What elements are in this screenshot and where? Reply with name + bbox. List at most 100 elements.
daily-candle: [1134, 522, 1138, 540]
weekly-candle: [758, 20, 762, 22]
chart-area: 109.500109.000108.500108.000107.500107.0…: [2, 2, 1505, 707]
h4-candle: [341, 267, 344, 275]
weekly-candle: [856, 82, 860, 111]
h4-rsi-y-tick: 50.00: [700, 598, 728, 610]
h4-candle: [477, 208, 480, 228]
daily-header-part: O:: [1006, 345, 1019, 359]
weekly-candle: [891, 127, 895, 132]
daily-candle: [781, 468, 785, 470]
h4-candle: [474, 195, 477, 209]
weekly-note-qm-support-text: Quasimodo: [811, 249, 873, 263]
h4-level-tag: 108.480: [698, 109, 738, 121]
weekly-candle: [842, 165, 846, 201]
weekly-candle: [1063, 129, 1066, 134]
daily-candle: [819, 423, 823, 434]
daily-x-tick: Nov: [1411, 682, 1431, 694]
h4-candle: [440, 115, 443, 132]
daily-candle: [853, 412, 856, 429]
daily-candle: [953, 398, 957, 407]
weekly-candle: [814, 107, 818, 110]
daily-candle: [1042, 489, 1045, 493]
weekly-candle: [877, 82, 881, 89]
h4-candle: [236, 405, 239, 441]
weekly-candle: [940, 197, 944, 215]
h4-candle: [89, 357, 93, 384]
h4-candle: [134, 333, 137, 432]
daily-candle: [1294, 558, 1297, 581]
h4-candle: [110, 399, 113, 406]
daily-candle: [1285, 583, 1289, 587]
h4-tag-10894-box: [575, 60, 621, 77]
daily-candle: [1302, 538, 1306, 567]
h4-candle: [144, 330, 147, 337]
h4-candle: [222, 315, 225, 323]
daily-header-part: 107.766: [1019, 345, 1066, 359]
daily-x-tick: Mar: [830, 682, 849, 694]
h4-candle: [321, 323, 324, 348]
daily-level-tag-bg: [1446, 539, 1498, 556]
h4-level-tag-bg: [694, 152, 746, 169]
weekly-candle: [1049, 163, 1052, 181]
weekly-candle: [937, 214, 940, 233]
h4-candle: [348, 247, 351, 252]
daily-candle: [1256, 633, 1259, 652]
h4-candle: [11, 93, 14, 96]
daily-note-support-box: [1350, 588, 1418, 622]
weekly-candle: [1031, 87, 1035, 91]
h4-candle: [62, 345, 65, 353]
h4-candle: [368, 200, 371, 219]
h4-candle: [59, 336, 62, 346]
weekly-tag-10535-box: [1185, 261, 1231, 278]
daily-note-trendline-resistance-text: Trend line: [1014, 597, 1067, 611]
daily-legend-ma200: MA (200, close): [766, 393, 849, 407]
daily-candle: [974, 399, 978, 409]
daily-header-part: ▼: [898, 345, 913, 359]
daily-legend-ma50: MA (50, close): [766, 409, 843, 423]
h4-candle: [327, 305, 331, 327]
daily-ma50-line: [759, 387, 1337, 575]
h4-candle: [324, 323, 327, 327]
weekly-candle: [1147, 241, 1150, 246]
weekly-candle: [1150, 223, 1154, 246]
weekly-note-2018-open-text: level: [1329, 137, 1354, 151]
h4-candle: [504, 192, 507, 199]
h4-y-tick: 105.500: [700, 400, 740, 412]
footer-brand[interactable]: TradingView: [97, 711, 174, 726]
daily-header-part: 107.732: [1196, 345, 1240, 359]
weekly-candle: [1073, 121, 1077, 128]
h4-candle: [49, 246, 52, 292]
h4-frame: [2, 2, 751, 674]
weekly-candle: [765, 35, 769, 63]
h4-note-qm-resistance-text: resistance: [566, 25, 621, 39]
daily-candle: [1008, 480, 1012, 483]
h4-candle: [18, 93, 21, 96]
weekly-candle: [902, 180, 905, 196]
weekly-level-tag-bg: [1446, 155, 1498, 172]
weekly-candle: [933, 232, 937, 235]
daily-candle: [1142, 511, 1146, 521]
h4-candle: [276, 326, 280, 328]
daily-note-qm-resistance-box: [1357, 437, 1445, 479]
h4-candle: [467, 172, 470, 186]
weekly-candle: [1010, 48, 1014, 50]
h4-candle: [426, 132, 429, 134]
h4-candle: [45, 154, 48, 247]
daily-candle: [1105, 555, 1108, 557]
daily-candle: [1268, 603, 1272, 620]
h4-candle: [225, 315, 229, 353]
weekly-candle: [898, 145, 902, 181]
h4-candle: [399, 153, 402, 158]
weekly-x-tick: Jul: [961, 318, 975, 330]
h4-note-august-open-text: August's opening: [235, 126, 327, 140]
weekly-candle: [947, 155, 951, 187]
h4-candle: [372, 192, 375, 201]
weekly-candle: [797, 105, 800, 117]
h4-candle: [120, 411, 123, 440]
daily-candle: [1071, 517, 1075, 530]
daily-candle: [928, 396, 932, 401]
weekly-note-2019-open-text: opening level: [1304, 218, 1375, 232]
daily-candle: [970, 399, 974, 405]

***

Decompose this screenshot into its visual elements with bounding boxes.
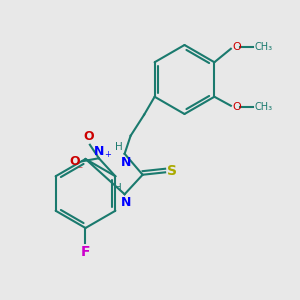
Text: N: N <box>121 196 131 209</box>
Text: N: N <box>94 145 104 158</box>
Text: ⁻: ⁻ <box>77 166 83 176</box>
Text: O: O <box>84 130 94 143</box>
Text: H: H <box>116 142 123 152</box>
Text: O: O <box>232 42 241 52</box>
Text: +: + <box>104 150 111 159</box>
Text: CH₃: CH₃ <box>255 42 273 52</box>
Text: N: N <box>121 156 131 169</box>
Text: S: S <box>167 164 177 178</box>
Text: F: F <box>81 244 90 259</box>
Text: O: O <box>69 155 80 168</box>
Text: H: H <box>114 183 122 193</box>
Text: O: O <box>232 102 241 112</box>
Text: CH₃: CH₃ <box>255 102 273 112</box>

***

What you need to do: Rewrite the items from the line that contains "Text: N: N <box>121 196 131 209</box>" through the line that contains "Text: CH₃: CH₃ <box>255 102 273 112</box>", changing "Text" to "Label" and leaving everything else as it is. Return only those lines.

Written solution:
Label: N: N <box>121 196 131 209</box>
Label: N: N <box>94 145 104 158</box>
Label: ⁻: ⁻ <box>77 166 83 176</box>
Label: O: O <box>84 130 94 143</box>
Label: H: H <box>116 142 123 152</box>
Label: O: O <box>232 42 241 52</box>
Label: +: + <box>104 150 111 159</box>
Label: CH₃: CH₃ <box>255 42 273 52</box>
Label: N: N <box>121 156 131 169</box>
Label: S: S <box>167 164 177 178</box>
Label: F: F <box>81 244 90 259</box>
Label: O: O <box>69 155 80 168</box>
Label: H: H <box>114 183 122 193</box>
Label: O: O <box>232 102 241 112</box>
Label: CH₃: CH₃ <box>255 102 273 112</box>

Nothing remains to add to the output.